> _Required task_
Copy the listing verbatim, excluding any images found in it.
***** Material
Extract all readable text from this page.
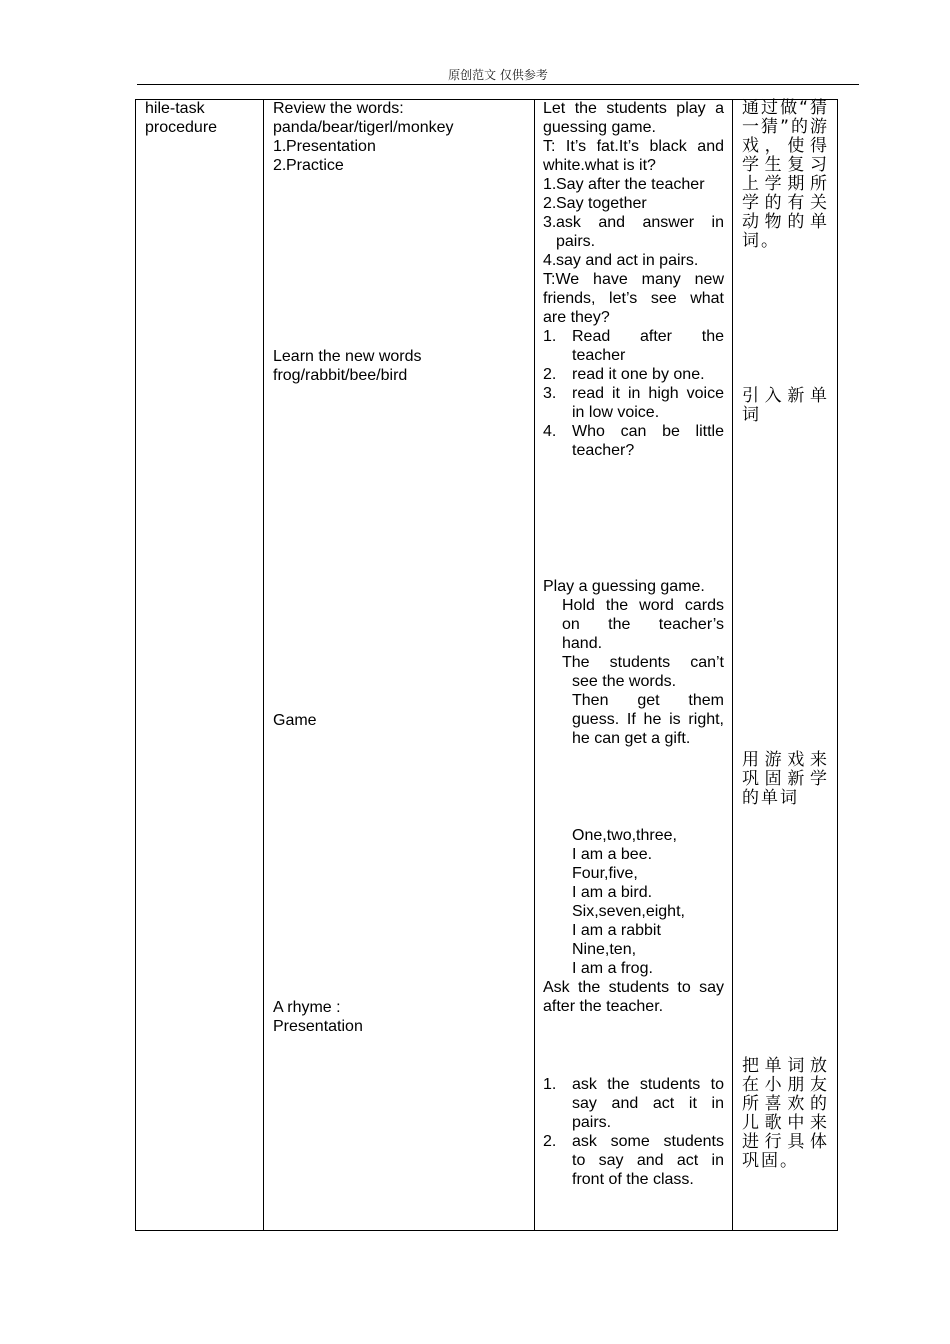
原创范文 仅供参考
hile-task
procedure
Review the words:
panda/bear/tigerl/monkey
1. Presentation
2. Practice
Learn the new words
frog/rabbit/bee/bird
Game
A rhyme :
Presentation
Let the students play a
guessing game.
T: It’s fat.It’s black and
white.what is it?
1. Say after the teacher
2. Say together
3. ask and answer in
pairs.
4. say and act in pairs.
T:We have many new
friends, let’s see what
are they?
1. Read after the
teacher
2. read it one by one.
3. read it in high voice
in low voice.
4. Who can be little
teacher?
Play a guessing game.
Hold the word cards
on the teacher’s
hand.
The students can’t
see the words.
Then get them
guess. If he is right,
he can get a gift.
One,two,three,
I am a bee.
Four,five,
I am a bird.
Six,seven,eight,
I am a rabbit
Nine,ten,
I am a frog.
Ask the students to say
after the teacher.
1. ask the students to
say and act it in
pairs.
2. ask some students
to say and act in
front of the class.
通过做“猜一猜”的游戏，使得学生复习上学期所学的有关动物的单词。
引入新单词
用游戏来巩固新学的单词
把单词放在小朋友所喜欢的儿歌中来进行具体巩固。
**********
> _Final result_
Extract all readable text from this page.
原创范文 仅供参考
hile-task
procedure
Review the words:
panda/bear/tigerl/monkey
1. Presentation
2. Practice
Learn the new words
frog/rabbit/bee/bird
Game
A rhyme :
Presentation
Let the students play a
guessing game.
T: It’s fat.It’s black and
white.what is it?
1. Say after the teacher
2. Say together
3. ask and answer in
pairs.
4. say and act in pairs.
T:We have many new
friends, let’s see what
are they?
1. Read after the
teacher
2. read it one by one.
3. read it in high voice
in low voice.
4. Who can be little
teacher?
Play a guessing game.
Hold the word cards
on the teacher’s
hand.
The students can’t
see the words.
Then get them
guess. If he is right,
he can get a gift.
One,two,three,
I am a bee.
Four,five,
I am a bird.
Six,seven,eight,
I am a rabbit
Nine,ten,
I am a frog.
Ask the students to say
after the teacher.
1. ask the students to
say and act it in
pairs.
2. ask some students
to say and act in
front of the class.
通过做“猜一猜”的游戏，使得学生复习上学期所学的有关动物的单词。
引入新单词
用游戏来巩固新学的单词
把单词放在小朋友所喜欢的儿歌中来进行具体巩固。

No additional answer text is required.